**Data listing:**

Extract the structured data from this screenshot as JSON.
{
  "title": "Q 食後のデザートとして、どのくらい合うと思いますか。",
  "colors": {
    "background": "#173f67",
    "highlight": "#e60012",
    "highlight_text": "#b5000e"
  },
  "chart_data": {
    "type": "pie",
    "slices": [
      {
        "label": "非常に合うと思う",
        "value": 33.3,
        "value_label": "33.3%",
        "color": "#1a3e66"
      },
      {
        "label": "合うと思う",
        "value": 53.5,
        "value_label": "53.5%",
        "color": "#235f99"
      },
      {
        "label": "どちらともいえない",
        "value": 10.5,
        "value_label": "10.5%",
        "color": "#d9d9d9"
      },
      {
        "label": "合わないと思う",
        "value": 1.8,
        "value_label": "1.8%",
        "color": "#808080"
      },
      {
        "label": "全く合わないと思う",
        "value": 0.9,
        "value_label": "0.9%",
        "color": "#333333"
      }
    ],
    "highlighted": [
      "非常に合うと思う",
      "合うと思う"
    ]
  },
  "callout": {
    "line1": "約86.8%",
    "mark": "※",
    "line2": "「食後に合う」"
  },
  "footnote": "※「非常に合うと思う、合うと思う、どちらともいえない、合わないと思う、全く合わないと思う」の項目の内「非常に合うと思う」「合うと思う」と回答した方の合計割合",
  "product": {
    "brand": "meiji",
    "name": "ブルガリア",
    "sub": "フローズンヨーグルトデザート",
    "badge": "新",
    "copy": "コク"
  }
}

**Written exercise:**
Restate the data above word for word, please.

**Expected answer:**
Extract the structured data from this screenshot as JSON.
{
  "title": "Q 食後のデザートとして、どのくらい合うと思いますか。",
  "colors": {
    "background": "#173f67",
    "highlight": "#e60012",
    "highlight_text": "#b5000e"
  },
  "chart_data": {
    "type": "pie",
    "slices": [
      {
        "label": "非常に合うと思う",
        "value": 33.3,
        "value_label": "33.3%",
        "color": "#1a3e66"
      },
      {
        "label": "合うと思う",
        "value": 53.5,
        "value_label": "53.5%",
        "color": "#235f99"
      },
      {
        "label": "どちらともいえない",
        "value": 10.5,
        "value_label": "10.5%",
        "color": "#d9d9d9"
      },
      {
        "label": "合わないと思う",
        "value": 1.8,
        "value_label": "1.8%",
        "color": "#808080"
      },
      {
        "label": "全く合わないと思う",
        "value": 0.9,
        "value_label": "0.9%",
        "color": "#333333"
      }
    ],
    "highlighted": [
      "非常に合うと思う",
      "合うと思う"
    ]
  },
  "callout": {
    "line1": "約86.8%",
    "mark": "※",
    "line2": "「食後に合う」"
  },
  "footnote": "※「非常に合うと思う、合うと思う、どちらともいえない、合わないと思う、全く合わないと思う」の項目の内「非常に合うと思う」「合うと思う」と回答した方の合計割合",
  "product": {
    "brand": "meiji",
    "name": "ブルガリア",
    "sub": "フローズンヨーグルトデザート",
    "badge": "新",
    "copy": "コク"
  }
}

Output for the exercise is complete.